→ **Problem to solve**: Transcribe every line of the listing below without any deviation.

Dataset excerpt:
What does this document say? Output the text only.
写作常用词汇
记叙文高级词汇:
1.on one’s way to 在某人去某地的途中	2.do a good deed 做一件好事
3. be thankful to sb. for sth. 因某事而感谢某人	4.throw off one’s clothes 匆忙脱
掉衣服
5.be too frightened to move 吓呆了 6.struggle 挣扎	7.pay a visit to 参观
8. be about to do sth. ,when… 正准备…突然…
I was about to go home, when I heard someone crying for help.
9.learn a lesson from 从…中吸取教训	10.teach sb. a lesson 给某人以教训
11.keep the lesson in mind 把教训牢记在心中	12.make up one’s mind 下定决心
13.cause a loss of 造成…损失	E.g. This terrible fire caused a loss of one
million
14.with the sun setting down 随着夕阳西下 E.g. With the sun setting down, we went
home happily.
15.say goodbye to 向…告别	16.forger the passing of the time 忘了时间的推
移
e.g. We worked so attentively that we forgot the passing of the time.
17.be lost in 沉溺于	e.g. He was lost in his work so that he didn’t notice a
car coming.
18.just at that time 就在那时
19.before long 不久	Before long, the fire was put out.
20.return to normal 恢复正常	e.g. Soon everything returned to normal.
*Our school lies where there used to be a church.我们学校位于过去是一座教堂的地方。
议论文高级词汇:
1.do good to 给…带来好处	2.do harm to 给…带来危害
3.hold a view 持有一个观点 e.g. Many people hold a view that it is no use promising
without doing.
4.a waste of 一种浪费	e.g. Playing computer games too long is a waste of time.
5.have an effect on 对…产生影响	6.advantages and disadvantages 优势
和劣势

→ **Result below**:
What does this document say? Output the text only.
写作常用词汇
记叙文高级词汇:
1.on one’s way to 在某人去某地的途中	2.do a good deed 做一件好事
3. be thankful to sb. for sth. 因某事而感谢某人	4.throw off one’s clothes 匆忙脱
掉衣服
5.be too frightened to move 吓呆了 6.struggle 挣扎	7.pay a visit to 参观
8. be about to do sth. ,when… 正准备…突然…
I was about to go home, when I heard someone crying for help.
9.learn a lesson from 从…中吸取教训	10.teach sb. a lesson 给某人以教训
11.keep the lesson in mind 把教训牢记在心中	12.make up one’s mind 下定决心
13.cause a loss of 造成…损失	E.g. This terrible fire caused a loss of one
million
14.with the sun setting down 随着夕阳西下 E.g. With the sun setting down, we went
home happily.
15.say goodbye to 向…告别	16.forger the passing of the time 忘了时间的推
移
e.g. We worked so attentively that we forgot the passing of the time.
17.be lost in 沉溺于	e.g. He was lost in his work so that he didn’t notice a
car coming.
18.just at that time 就在那时
19.before long 不久	Before long, the fire was put out.
20.return to normal 恢复正常	e.g. Soon everything returned to normal.
*Our school lies where there used to be a church.我们学校位于过去是一座教堂的地方。
议论文高级词汇:
1.do good to 给…带来好处	2.do harm to 给…带来危害
3.hold a view 持有一个观点 e.g. Many people hold a view that it is no use promising
without doing.
4.a waste of 一种浪费	e.g. Playing computer games too long is a waste of time.
5.have an effect on 对…产生影响	6.advantages and disadvantages 优势
和劣势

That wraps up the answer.